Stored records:
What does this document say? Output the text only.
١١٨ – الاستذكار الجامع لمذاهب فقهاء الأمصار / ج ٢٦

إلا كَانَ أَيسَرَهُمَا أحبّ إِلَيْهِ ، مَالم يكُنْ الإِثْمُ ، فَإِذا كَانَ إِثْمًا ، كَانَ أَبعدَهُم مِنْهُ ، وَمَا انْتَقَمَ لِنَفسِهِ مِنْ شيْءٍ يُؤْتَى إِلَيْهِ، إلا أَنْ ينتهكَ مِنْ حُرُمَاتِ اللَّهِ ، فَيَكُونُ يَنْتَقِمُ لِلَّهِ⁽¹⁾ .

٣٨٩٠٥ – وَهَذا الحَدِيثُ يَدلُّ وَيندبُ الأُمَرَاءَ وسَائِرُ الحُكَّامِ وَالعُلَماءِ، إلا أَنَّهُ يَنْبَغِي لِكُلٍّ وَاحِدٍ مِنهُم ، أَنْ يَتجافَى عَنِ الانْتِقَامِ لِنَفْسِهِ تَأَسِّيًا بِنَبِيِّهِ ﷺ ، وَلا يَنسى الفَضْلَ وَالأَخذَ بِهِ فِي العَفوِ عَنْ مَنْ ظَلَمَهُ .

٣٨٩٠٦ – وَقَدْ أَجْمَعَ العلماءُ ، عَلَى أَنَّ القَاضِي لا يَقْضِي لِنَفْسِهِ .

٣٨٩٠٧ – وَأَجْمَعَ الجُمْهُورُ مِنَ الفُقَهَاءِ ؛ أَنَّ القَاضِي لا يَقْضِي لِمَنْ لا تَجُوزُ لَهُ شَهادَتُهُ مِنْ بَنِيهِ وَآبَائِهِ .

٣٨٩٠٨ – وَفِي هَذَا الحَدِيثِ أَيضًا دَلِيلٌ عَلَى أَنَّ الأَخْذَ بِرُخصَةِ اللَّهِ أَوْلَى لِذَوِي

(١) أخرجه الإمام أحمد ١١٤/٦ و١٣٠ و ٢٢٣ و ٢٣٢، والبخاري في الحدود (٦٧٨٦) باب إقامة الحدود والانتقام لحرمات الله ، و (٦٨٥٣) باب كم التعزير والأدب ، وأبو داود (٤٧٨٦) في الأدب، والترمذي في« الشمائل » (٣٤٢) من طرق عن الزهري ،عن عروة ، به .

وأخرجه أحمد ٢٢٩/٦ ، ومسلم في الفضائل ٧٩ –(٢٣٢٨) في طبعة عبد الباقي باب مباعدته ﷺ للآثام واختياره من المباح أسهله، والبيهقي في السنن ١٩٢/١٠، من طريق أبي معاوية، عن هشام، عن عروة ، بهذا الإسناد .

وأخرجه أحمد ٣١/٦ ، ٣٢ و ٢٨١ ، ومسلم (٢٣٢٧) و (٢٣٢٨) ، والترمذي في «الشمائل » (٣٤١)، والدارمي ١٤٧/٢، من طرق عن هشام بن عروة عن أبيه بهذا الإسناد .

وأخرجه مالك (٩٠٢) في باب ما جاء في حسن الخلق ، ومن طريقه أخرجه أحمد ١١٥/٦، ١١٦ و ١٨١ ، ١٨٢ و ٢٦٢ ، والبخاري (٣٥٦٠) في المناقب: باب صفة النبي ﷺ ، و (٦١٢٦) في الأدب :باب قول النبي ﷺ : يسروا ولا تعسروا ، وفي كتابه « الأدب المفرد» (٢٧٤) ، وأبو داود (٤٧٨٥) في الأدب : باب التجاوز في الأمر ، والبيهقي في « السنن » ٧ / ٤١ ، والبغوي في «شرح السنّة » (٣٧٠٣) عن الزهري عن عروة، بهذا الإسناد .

• [Written task] Repeat the records above exactly as they appear.

• [Output of the task]
What does this document say? Output the text only.
١١٨ – الاستذكار الجامع لمذاهب فقهاء الأمصار / ج ٢٦

إلا كَانَ أَيسَرَهُمَا أحبّ إِلَيْهِ ، مَالم يكُنْ الإِثْمُ ، فَإِذا كَانَ إِثْمًا ، كَانَ أَبعدَهُم مِنْهُ ، وَمَا انْتَقَمَ لِنَفسِهِ مِنْ شيْءٍ يُؤْتَى إِلَيْهِ، إلا أَنْ ينتهكَ مِنْ حُرُمَاتِ اللَّهِ ، فَيَكُونُ يَنْتَقِمُ لِلَّهِ⁽¹⁾ .

٣٨٩٠٥ – وَهَذا الحَدِيثُ يَدلُّ وَيندبُ الأُمَرَاءَ وسَائِرُ الحُكَّامِ وَالعُلَماءِ، إلا أَنَّهُ يَنْبَغِي لِكُلٍّ وَاحِدٍ مِنهُم ، أَنْ يَتجافَى عَنِ الانْتِقَامِ لِنَفْسِهِ تَأَسِّيًا بِنَبِيِّهِ ﷺ ، وَلا يَنسى الفَضْلَ وَالأَخذَ بِهِ فِي العَفوِ عَنْ مَنْ ظَلَمَهُ .

٣٨٩٠٦ – وَقَدْ أَجْمَعَ العلماءُ ، عَلَى أَنَّ القَاضِي لا يَقْضِي لِنَفْسِهِ .

٣٨٩٠٧ – وَأَجْمَعَ الجُمْهُورُ مِنَ الفُقَهَاءِ ؛ أَنَّ القَاضِي لا يَقْضِي لِمَنْ لا تَجُوزُ لَهُ شَهادَتُهُ مِنْ بَنِيهِ وَآبَائِهِ .

٣٨٩٠٨ – وَفِي هَذَا الحَدِيثِ أَيضًا دَلِيلٌ عَلَى أَنَّ الأَخْذَ بِرُخصَةِ اللَّهِ أَوْلَى لِذَوِي

(١) أخرجه الإمام أحمد ١١٤/٦ و١٣٠ و ٢٢٣ و ٢٣٢، والبخاري في الحدود (٦٧٨٦) باب إقامة الحدود والانتقام لحرمات الله ، و (٦٨٥٣) باب كم التعزير والأدب ، وأبو داود (٤٧٨٦) في الأدب، والترمذي في« الشمائل » (٣٤٢) من طرق عن الزهري ،عن عروة ، به .

وأخرجه أحمد ٢٢٩/٦ ، ومسلم في الفضائل ٧٩ –(٢٣٢٨) في طبعة عبد الباقي باب مباعدته ﷺ للآثام واختياره من المباح أسهله، والبيهقي في السنن ١٩٢/١٠، من طريق أبي معاوية، عن هشام، عن عروة ، بهذا الإسناد .

وأخرجه أحمد ٣١/٦ ، ٣٢ و ٢٨١ ، ومسلم (٢٣٢٧) و (٢٣٢٨) ، والترمذي في «الشمائل » (٣٤١)، والدارمي ١٤٧/٢، من طرق عن هشام بن عروة عن أبيه بهذا الإسناد .

وأخرجه مالك (٩٠٢) في باب ما جاء في حسن الخلق ، ومن طريقه أخرجه أحمد ١١٥/٦، ١١٦ و ١٨١ ، ١٨٢ و ٢٦٢ ، والبخاري (٣٥٦٠) في المناقب: باب صفة النبي ﷺ ، و (٦١٢٦) في الأدب :باب قول النبي ﷺ : يسروا ولا تعسروا ، وفي كتابه « الأدب المفرد» (٢٧٤) ، وأبو داود (٤٧٨٥) في الأدب : باب التجاوز في الأمر ، والبيهقي في « السنن » ٧ / ٤١ ، والبغوي في «شرح السنّة » (٣٧٠٣) عن الزهري عن عروة، بهذا الإسناد .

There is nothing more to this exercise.